__The exercise__
Extract all lines containing "béke".

----

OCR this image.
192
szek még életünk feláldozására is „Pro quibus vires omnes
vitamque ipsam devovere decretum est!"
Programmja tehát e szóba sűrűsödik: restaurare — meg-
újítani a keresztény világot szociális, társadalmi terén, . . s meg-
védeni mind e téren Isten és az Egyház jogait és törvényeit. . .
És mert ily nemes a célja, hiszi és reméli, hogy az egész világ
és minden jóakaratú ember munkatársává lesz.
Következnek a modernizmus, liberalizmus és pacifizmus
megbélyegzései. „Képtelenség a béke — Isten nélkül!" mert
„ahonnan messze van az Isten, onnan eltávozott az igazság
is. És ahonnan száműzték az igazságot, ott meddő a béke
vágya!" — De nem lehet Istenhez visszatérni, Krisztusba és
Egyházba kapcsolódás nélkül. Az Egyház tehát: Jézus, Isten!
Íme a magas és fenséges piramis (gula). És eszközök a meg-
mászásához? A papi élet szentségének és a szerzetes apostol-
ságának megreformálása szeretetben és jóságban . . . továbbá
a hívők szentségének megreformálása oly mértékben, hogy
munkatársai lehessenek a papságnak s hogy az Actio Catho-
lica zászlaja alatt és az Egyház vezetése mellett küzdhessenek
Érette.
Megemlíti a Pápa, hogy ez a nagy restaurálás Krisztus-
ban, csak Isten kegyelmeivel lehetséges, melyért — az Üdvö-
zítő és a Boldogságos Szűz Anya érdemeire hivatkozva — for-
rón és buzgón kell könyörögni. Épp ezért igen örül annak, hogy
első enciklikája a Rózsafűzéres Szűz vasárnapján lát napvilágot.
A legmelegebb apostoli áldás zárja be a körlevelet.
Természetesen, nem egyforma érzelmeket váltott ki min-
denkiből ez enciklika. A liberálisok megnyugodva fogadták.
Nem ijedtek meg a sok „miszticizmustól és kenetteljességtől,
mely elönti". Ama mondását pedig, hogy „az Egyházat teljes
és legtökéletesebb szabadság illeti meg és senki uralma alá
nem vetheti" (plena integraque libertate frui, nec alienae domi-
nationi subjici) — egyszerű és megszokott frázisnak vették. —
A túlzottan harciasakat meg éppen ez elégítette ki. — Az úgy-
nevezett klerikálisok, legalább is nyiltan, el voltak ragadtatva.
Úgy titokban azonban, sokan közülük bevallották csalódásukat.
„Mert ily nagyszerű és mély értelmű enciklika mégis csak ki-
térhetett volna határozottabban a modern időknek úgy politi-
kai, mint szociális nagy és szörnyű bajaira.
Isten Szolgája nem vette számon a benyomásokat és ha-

----

__Answer in full__
megbélyegzései. „Képtelenség a béke — Isten nélkül!" mert
is. És ahonnan száműzték az igazságot, ott meddő a béke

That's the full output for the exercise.